> **Request**
A verbatim copy of the records is required, with all pictures left out.

══════════════════════════════

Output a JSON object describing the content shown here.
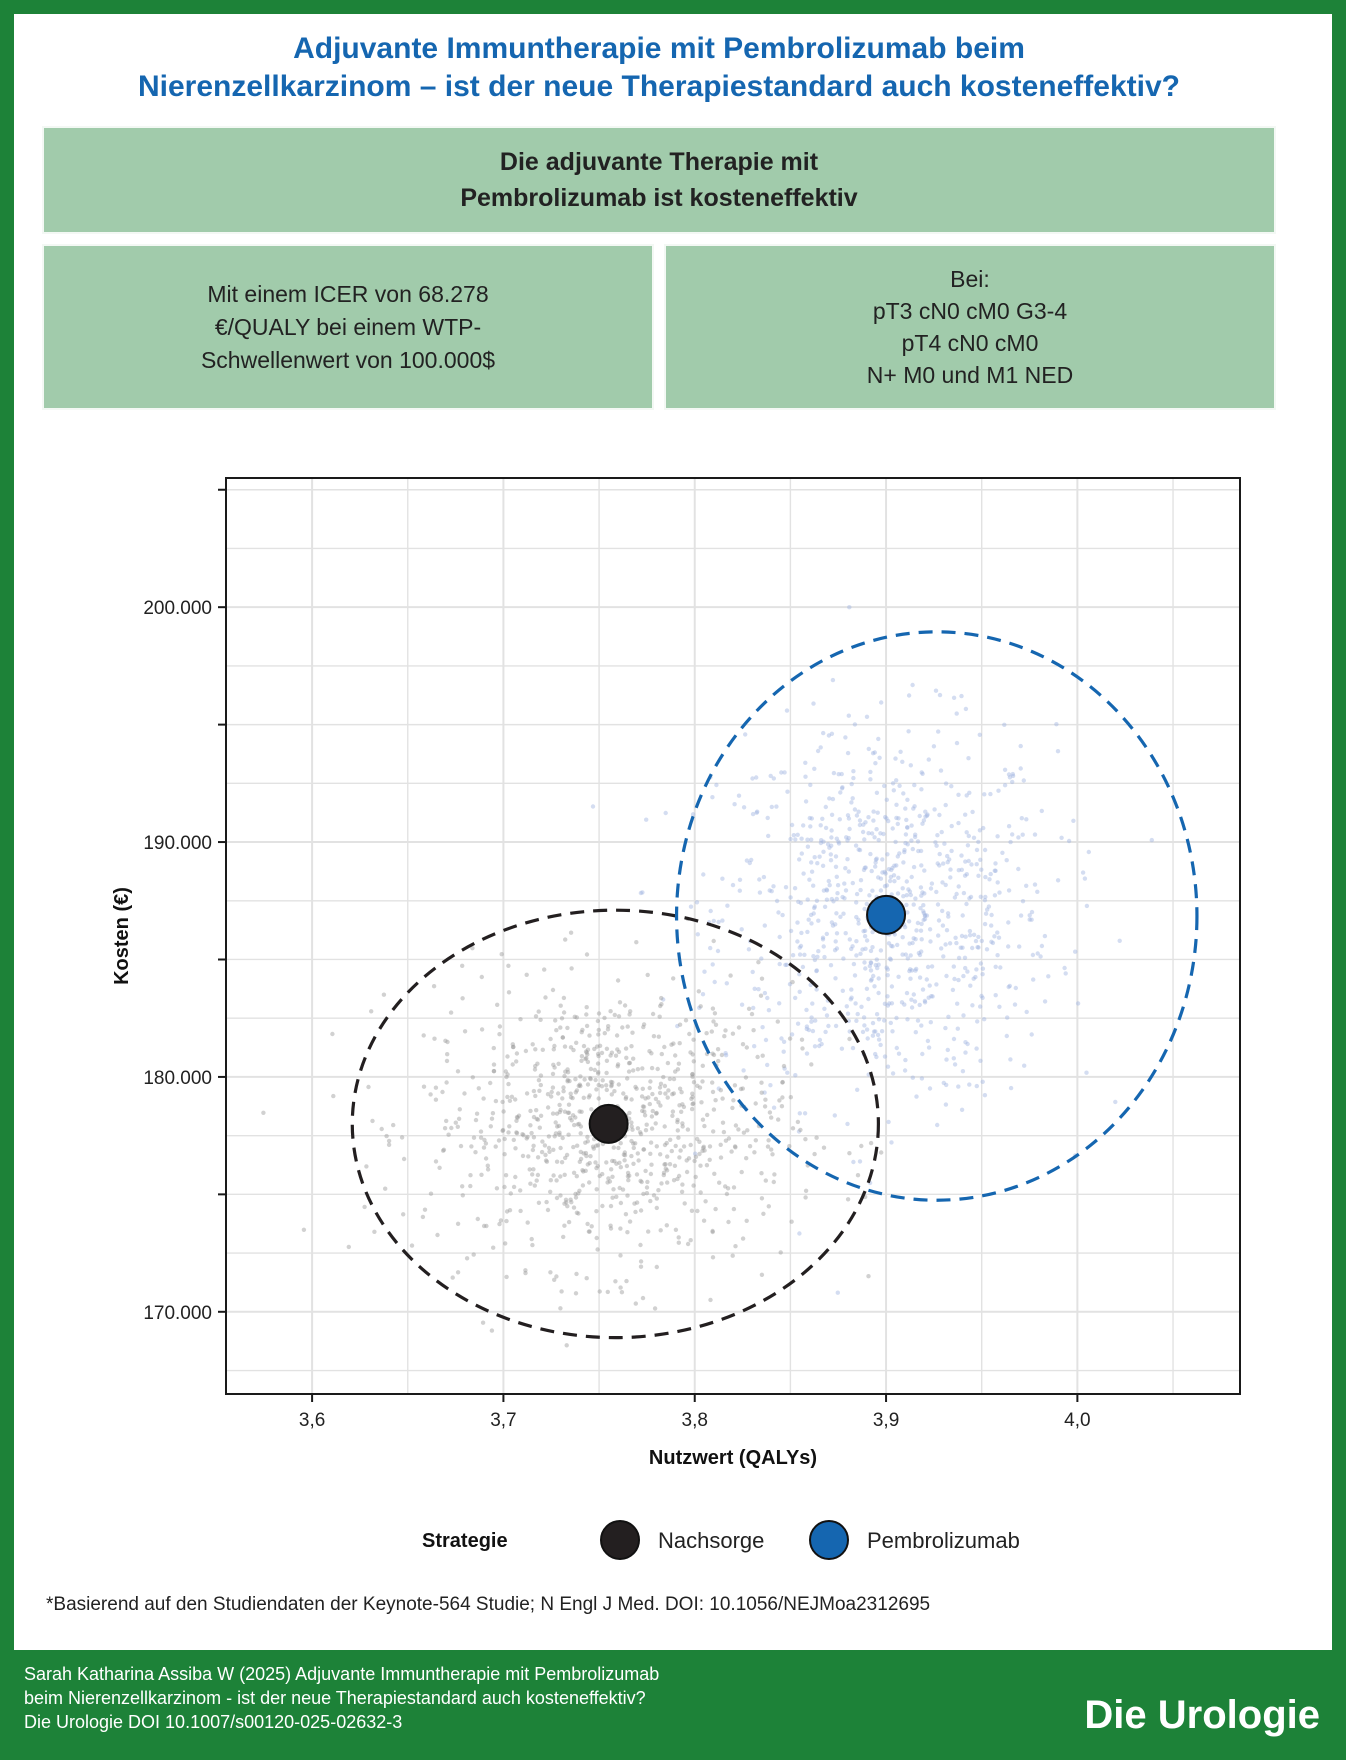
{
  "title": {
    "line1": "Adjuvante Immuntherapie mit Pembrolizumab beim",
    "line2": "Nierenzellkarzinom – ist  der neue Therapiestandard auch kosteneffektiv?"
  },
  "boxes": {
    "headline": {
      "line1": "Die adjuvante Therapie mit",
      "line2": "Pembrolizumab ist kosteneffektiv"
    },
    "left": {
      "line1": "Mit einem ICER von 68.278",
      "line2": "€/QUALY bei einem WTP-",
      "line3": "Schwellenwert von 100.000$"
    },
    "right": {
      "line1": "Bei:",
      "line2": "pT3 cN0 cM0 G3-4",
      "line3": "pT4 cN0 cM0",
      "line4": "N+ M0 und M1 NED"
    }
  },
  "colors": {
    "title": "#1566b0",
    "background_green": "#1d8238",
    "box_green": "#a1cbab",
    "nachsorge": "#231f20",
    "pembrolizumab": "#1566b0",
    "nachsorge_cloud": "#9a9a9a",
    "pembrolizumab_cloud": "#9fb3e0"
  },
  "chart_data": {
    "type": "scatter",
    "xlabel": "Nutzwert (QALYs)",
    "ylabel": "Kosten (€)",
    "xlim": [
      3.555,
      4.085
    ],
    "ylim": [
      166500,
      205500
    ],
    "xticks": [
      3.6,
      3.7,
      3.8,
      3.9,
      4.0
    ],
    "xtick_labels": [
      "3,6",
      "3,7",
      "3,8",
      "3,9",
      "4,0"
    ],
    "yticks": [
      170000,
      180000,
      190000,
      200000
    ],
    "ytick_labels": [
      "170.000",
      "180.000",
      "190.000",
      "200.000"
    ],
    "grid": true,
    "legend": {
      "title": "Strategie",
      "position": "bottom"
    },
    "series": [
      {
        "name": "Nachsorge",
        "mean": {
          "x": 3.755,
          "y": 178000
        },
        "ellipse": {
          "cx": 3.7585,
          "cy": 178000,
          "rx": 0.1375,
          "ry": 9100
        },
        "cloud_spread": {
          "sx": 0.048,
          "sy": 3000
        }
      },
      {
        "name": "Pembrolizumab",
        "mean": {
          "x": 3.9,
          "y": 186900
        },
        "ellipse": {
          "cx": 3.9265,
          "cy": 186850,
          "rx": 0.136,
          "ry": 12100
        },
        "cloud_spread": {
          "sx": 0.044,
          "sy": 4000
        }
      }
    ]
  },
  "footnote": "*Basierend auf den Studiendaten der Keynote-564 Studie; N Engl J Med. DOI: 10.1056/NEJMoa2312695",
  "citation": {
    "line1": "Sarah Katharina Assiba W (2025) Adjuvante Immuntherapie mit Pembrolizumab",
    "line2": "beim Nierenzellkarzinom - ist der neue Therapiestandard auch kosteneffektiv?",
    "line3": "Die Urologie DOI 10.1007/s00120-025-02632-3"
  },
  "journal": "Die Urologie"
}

══════════════════════════════

> **Result**
Output a JSON object describing the content shown here.
{
  "title": {
    "line1": "Adjuvante Immuntherapie mit Pembrolizumab beim",
    "line2": "Nierenzellkarzinom – ist  der neue Therapiestandard auch kosteneffektiv?"
  },
  "boxes": {
    "headline": {
      "line1": "Die adjuvante Therapie mit",
      "line2": "Pembrolizumab ist kosteneffektiv"
    },
    "left": {
      "line1": "Mit einem ICER von 68.278",
      "line2": "€/QUALY bei einem WTP-",
      "line3": "Schwellenwert von 100.000$"
    },
    "right": {
      "line1": "Bei:",
      "line2": "pT3 cN0 cM0 G3-4",
      "line3": "pT4 cN0 cM0",
      "line4": "N+ M0 und M1 NED"
    }
  },
  "colors": {
    "title": "#1566b0",
    "background_green": "#1d8238",
    "box_green": "#a1cbab",
    "nachsorge": "#231f20",
    "pembrolizumab": "#1566b0",
    "nachsorge_cloud": "#9a9a9a",
    "pembrolizumab_cloud": "#9fb3e0"
  },
  "chart_data": {
    "type": "scatter",
    "xlabel": "Nutzwert (QALYs)",
    "ylabel": "Kosten (€)",
    "xlim": [
      3.555,
      4.085
    ],
    "ylim": [
      166500,
      205500
    ],
    "xticks": [
      3.6,
      3.7,
      3.8,
      3.9,
      4.0
    ],
    "xtick_labels": [
      "3,6",
      "3,7",
      "3,8",
      "3,9",
      "4,0"
    ],
    "yticks": [
      170000,
      180000,
      190000,
      200000
    ],
    "ytick_labels": [
      "170.000",
      "180.000",
      "190.000",
      "200.000"
    ],
    "grid": true,
    "legend": {
      "title": "Strategie",
      "position": "bottom"
    },
    "series": [
      {
        "name": "Nachsorge",
        "mean": {
          "x": 3.755,
          "y": 178000
        },
        "ellipse": {
          "cx": 3.7585,
          "cy": 178000,
          "rx": 0.1375,
          "ry": 9100
        },
        "cloud_spread": {
          "sx": 0.048,
          "sy": 3000
        }
      },
      {
        "name": "Pembrolizumab",
        "mean": {
          "x": 3.9,
          "y": 186900
        },
        "ellipse": {
          "cx": 3.9265,
          "cy": 186850,
          "rx": 0.136,
          "ry": 12100
        },
        "cloud_spread": {
          "sx": 0.044,
          "sy": 4000
        }
      }
    ]
  },
  "footnote": "*Basierend auf den Studiendaten der Keynote-564 Studie; N Engl J Med. DOI: 10.1056/NEJMoa2312695",
  "citation": {
    "line1": "Sarah Katharina Assiba W (2025) Adjuvante Immuntherapie mit Pembrolizumab",
    "line2": "beim Nierenzellkarzinom - ist der neue Therapiestandard auch kosteneffektiv?",
    "line3": "Die Urologie DOI 10.1007/s00120-025-02632-3"
  },
  "journal": "Die Urologie"
}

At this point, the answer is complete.